[Excerpt from a dataset]

———

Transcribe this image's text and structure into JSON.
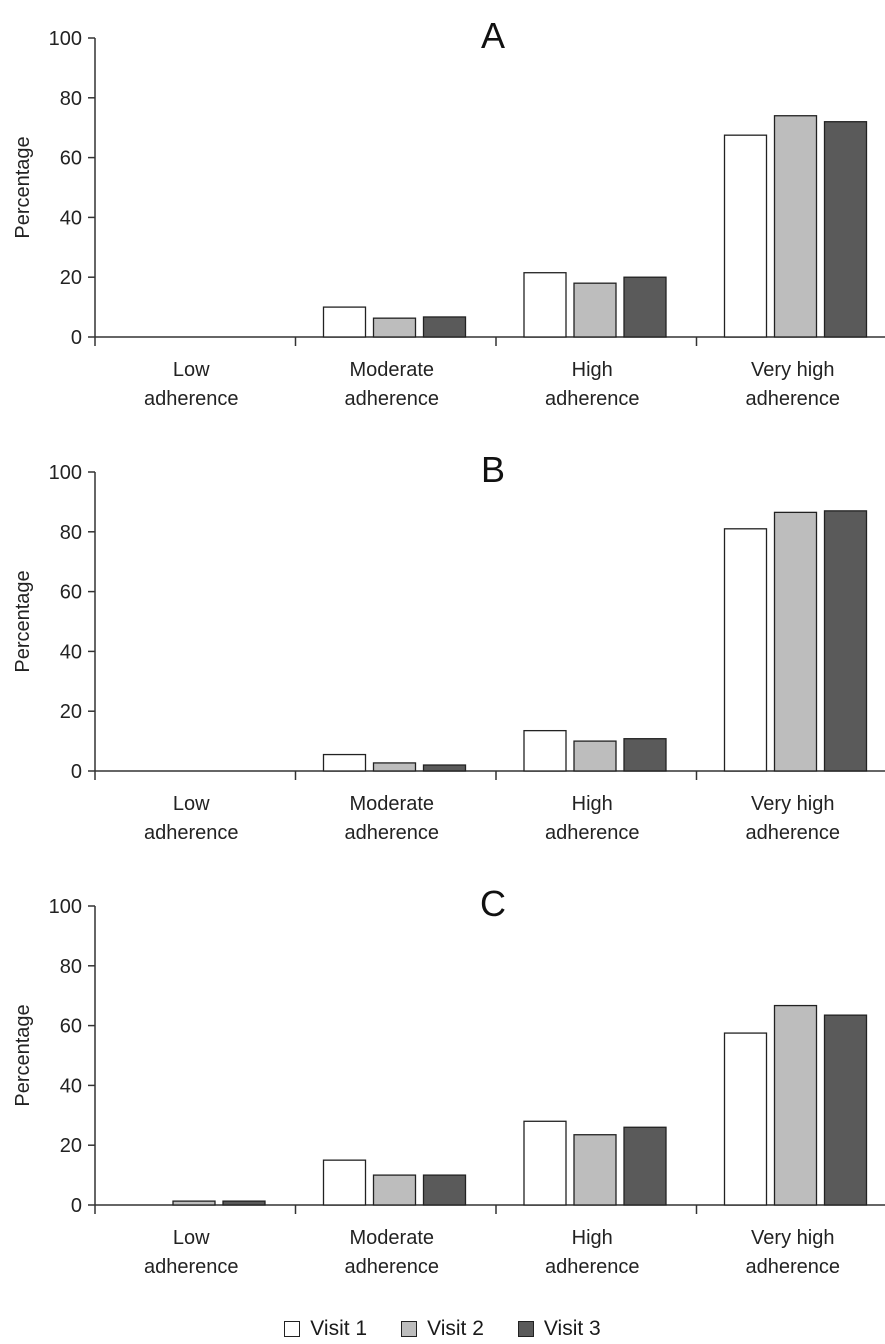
{
  "chart_data": [
    {
      "type": "bar",
      "title": "A",
      "ylabel": "Percentage",
      "ylim": [
        0,
        100
      ],
      "yticks": [
        0,
        20,
        40,
        60,
        80,
        100
      ],
      "categories": [
        [
          "Low",
          "adherence"
        ],
        [
          "Moderate",
          "adherence"
        ],
        [
          "High",
          "adherence"
        ],
        [
          "Very high",
          "adherence"
        ]
      ],
      "series": [
        {
          "name": "Visit 1",
          "color": "#ffffff",
          "values": [
            0,
            10,
            21.5,
            67.5
          ]
        },
        {
          "name": "Visit 2",
          "color": "#bdbdbd",
          "values": [
            0,
            6.3,
            18,
            74
          ]
        },
        {
          "name": "Visit 3",
          "color": "#5a5a5a",
          "values": [
            0,
            6.7,
            20,
            72
          ]
        }
      ]
    },
    {
      "type": "bar",
      "title": "B",
      "ylabel": "Percentage",
      "ylim": [
        0,
        100
      ],
      "yticks": [
        0,
        20,
        40,
        60,
        80,
        100
      ],
      "categories": [
        [
          "Low",
          "adherence"
        ],
        [
          "Moderate",
          "adherence"
        ],
        [
          "High",
          "adherence"
        ],
        [
          "Very high",
          "adherence"
        ]
      ],
      "series": [
        {
          "name": "Visit 1",
          "color": "#ffffff",
          "values": [
            0,
            5.5,
            13.5,
            81
          ]
        },
        {
          "name": "Visit 2",
          "color": "#bdbdbd",
          "values": [
            0,
            2.7,
            10,
            86.5
          ]
        },
        {
          "name": "Visit 3",
          "color": "#5a5a5a",
          "values": [
            0,
            2,
            10.8,
            87
          ]
        }
      ]
    },
    {
      "type": "bar",
      "title": "C",
      "ylabel": "Percentage",
      "ylim": [
        0,
        100
      ],
      "yticks": [
        0,
        20,
        40,
        60,
        80,
        100
      ],
      "categories": [
        [
          "Low",
          "adherence"
        ],
        [
          "Moderate",
          "adherence"
        ],
        [
          "High",
          "adherence"
        ],
        [
          "Very high",
          "adherence"
        ]
      ],
      "series": [
        {
          "name": "Visit 1",
          "color": "#ffffff",
          "values": [
            0,
            15,
            28,
            57.5
          ]
        },
        {
          "name": "Visit 2",
          "color": "#bdbdbd",
          "values": [
            1.3,
            10,
            23.5,
            66.7
          ]
        },
        {
          "name": "Visit 3",
          "color": "#5a5a5a",
          "values": [
            1.3,
            10,
            26,
            63.5
          ]
        }
      ]
    }
  ],
  "legend": {
    "items": [
      {
        "label": "Visit 1",
        "color": "#ffffff"
      },
      {
        "label": "Visit 2",
        "color": "#bdbdbd"
      },
      {
        "label": "Visit 3",
        "color": "#5a5a5a"
      }
    ]
  }
}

———

= Do this =
Repeat each entry exactly. Pictures do not belong in the copy.

= Exercise response =
Transcribe this image's text and structure into JSON.
{
  "chart_data": [
    {
      "type": "bar",
      "title": "A",
      "ylabel": "Percentage",
      "ylim": [
        0,
        100
      ],
      "yticks": [
        0,
        20,
        40,
        60,
        80,
        100
      ],
      "categories": [
        [
          "Low",
          "adherence"
        ],
        [
          "Moderate",
          "adherence"
        ],
        [
          "High",
          "adherence"
        ],
        [
          "Very high",
          "adherence"
        ]
      ],
      "series": [
        {
          "name": "Visit 1",
          "color": "#ffffff",
          "values": [
            0,
            10,
            21.5,
            67.5
          ]
        },
        {
          "name": "Visit 2",
          "color": "#bdbdbd",
          "values": [
            0,
            6.3,
            18,
            74
          ]
        },
        {
          "name": "Visit 3",
          "color": "#5a5a5a",
          "values": [
            0,
            6.7,
            20,
            72
          ]
        }
      ]
    },
    {
      "type": "bar",
      "title": "B",
      "ylabel": "Percentage",
      "ylim": [
        0,
        100
      ],
      "yticks": [
        0,
        20,
        40,
        60,
        80,
        100
      ],
      "categories": [
        [
          "Low",
          "adherence"
        ],
        [
          "Moderate",
          "adherence"
        ],
        [
          "High",
          "adherence"
        ],
        [
          "Very high",
          "adherence"
        ]
      ],
      "series": [
        {
          "name": "Visit 1",
          "color": "#ffffff",
          "values": [
            0,
            5.5,
            13.5,
            81
          ]
        },
        {
          "name": "Visit 2",
          "color": "#bdbdbd",
          "values": [
            0,
            2.7,
            10,
            86.5
          ]
        },
        {
          "name": "Visit 3",
          "color": "#5a5a5a",
          "values": [
            0,
            2,
            10.8,
            87
          ]
        }
      ]
    },
    {
      "type": "bar",
      "title": "C",
      "ylabel": "Percentage",
      "ylim": [
        0,
        100
      ],
      "yticks": [
        0,
        20,
        40,
        60,
        80,
        100
      ],
      "categories": [
        [
          "Low",
          "adherence"
        ],
        [
          "Moderate",
          "adherence"
        ],
        [
          "High",
          "adherence"
        ],
        [
          "Very high",
          "adherence"
        ]
      ],
      "series": [
        {
          "name": "Visit 1",
          "color": "#ffffff",
          "values": [
            0,
            15,
            28,
            57.5
          ]
        },
        {
          "name": "Visit 2",
          "color": "#bdbdbd",
          "values": [
            1.3,
            10,
            23.5,
            66.7
          ]
        },
        {
          "name": "Visit 3",
          "color": "#5a5a5a",
          "values": [
            1.3,
            10,
            26,
            63.5
          ]
        }
      ]
    }
  ],
  "legend": {
    "items": [
      {
        "label": "Visit 1",
        "color": "#ffffff"
      },
      {
        "label": "Visit 2",
        "color": "#bdbdbd"
      },
      {
        "label": "Visit 3",
        "color": "#5a5a5a"
      }
    ]
  }
}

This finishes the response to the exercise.